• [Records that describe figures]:
——————

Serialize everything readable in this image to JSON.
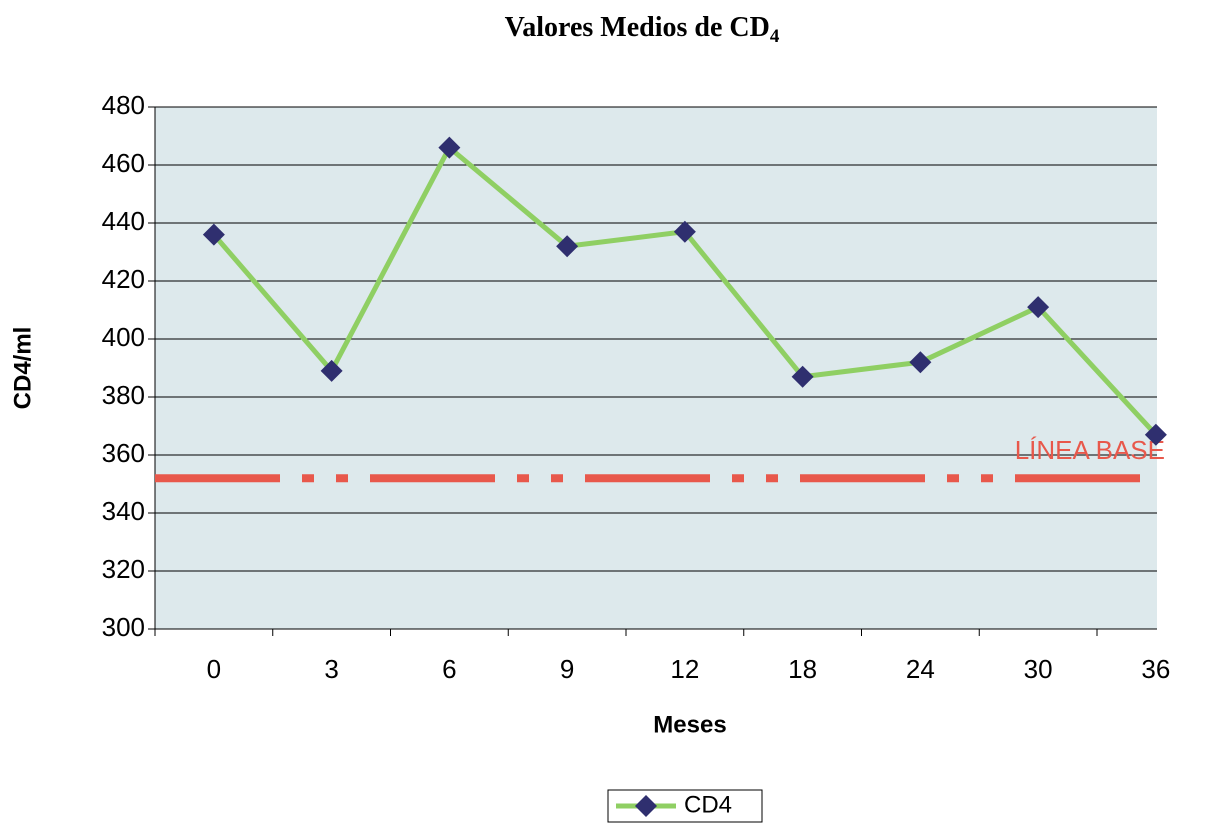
{
  "chart_data": {
    "type": "line",
    "title": "Valores Medios de CD",
    "title_subscript": "4",
    "x_label": "Meses",
    "y_label": "CD4/ml",
    "categories": [
      "0",
      "3",
      "6",
      "9",
      "12",
      "18",
      "24",
      "30",
      "36"
    ],
    "series": [
      {
        "name": "CD4",
        "color": "#8fcf63",
        "marker_color": "#2f2f6f",
        "values": [
          436,
          389,
          466,
          432,
          437,
          387,
          392,
          411,
          367
        ]
      }
    ],
    "reference_line": {
      "value": 352,
      "label": "LÍNEA BASE",
      "color": "#e8584b"
    },
    "ylim": [
      300,
      480
    ],
    "yticks": [
      300,
      320,
      340,
      360,
      380,
      400,
      420,
      440,
      460,
      480
    ],
    "grid": true,
    "legend": "bottom"
  }
}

——————

• [TO BE DONE]: Repeat the listing above exactly, with no pictures.

• [CORRECT ANSWER]:
Serialize everything readable in this image to JSON.
{
  "chart_data": {
    "type": "line",
    "title": "Valores Medios de CD",
    "title_subscript": "4",
    "x_label": "Meses",
    "y_label": "CD4/ml",
    "categories": [
      "0",
      "3",
      "6",
      "9",
      "12",
      "18",
      "24",
      "30",
      "36"
    ],
    "series": [
      {
        "name": "CD4",
        "color": "#8fcf63",
        "marker_color": "#2f2f6f",
        "values": [
          436,
          389,
          466,
          432,
          437,
          387,
          392,
          411,
          367
        ]
      }
    ],
    "reference_line": {
      "value": 352,
      "label": "LÍNEA BASE",
      "color": "#e8584b"
    },
    "ylim": [
      300,
      480
    ],
    "yticks": [
      300,
      320,
      340,
      360,
      380,
      400,
      420,
      440,
      460,
      480
    ],
    "grid": true,
    "legend": "bottom"
  }
}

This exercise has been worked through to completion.